_AIM OF THE EXERCISE_:
Arrange the listing, from its first line through the line containing "price-label: 券后 xyxy=(338,630,412,672)", as a Markdown table with the columns Row and Listing line, leaving out any blank lines.

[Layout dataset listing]
* * *
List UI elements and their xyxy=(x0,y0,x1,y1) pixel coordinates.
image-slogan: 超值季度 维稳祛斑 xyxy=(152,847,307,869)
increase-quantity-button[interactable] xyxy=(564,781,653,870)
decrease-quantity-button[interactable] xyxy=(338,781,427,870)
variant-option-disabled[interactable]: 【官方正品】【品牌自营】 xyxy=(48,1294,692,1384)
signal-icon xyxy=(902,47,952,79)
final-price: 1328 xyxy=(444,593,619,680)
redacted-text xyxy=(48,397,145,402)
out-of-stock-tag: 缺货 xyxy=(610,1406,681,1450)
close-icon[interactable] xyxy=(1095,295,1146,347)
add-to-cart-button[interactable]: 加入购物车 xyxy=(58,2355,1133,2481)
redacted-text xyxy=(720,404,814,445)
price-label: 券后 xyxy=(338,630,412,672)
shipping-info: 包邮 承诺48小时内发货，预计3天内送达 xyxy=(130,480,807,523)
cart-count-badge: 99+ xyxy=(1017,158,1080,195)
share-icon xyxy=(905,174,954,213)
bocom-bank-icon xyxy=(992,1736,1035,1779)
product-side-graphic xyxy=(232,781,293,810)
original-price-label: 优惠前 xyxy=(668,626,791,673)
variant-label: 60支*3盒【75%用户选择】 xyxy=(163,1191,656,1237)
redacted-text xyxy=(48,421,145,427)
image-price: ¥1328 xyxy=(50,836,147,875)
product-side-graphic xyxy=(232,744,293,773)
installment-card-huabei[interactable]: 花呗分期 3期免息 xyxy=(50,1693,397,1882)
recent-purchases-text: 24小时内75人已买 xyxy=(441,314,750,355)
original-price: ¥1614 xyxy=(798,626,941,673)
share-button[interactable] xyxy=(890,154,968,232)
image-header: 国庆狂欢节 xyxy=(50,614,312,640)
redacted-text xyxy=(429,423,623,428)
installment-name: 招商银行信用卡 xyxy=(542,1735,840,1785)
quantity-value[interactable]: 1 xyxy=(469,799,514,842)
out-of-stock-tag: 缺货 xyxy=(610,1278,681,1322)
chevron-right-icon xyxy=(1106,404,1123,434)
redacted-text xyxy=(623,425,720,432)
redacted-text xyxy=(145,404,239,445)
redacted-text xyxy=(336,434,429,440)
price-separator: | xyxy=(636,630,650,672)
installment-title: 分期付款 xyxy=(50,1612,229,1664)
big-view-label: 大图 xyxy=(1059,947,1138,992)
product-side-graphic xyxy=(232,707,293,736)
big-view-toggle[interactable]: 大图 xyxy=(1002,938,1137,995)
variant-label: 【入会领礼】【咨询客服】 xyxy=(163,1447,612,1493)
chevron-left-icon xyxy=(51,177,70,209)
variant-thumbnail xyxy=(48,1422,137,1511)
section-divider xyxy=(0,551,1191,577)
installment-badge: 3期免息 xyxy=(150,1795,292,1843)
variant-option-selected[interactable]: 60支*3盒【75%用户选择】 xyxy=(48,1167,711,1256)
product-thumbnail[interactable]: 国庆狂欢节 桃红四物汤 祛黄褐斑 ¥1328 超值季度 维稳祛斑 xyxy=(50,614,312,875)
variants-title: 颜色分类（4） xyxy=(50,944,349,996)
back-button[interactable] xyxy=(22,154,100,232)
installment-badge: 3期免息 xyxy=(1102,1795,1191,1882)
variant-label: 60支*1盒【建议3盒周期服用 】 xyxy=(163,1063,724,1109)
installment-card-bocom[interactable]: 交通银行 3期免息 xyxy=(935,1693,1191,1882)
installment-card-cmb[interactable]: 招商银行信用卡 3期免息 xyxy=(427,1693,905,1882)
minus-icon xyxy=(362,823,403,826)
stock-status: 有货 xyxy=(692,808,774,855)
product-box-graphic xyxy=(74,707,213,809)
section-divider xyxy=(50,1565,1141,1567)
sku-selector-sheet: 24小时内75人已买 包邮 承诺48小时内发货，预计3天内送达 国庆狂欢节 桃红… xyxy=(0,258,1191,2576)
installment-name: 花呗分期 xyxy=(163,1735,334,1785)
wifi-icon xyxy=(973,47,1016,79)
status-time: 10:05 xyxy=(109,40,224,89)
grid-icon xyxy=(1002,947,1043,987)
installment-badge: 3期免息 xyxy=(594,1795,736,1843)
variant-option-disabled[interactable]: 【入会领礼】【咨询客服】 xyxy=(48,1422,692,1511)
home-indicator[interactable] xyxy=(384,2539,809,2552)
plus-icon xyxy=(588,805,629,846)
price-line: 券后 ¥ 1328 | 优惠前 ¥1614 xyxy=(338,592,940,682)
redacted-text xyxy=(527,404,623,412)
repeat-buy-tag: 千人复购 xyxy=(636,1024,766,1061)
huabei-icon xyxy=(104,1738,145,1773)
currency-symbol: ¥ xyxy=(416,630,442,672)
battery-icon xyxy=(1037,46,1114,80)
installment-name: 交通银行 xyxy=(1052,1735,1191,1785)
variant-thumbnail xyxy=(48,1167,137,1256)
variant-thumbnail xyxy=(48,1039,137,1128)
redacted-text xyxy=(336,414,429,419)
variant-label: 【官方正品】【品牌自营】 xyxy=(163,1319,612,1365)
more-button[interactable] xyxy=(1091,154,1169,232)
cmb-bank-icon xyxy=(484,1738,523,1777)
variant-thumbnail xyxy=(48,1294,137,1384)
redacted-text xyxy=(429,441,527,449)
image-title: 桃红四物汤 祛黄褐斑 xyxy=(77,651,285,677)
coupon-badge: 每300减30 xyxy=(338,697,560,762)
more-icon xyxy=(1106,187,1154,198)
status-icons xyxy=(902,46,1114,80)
* * *
_THE RESPONSE_:
| Row | Listing line |
|---|---|
| 1 | List UI elements and their xyxy=(x0,y0,x1,y1) pixel coordinates. |
| 2 | image-slogan: 超值季度 维稳祛斑 xyxy=(152,847,307,869) |
| 3 | increase-quantity-button[interactable] xyxy=(564,781,653,870) |
| 4 | decrease-quantity-button[interactable] xyxy=(338,781,427,870) |
| 5 | variant-option-disabled[interactable]: 【官方正品】【品牌自营】 xyxy=(48,1294,692,1384) |
| 6 | signal-icon xyxy=(902,47,952,79) |
| 7 | final-price: 1328 xyxy=(444,593,619,680) |
| 8 | redacted-text xyxy=(48,397,145,402) |
| 9 | out-of-stock-tag: 缺货 xyxy=(610,1406,681,1450) |
| 10 | close-icon[interactable] xyxy=(1095,295,1146,347) |
| 11 | add-to-cart-button[interactable]: 加入购物车 xyxy=(58,2355,1133,2481) |
| 12 | redacted-text xyxy=(720,404,814,445) |
| 13 | price-label: 券后 xyxy=(338,630,412,672) |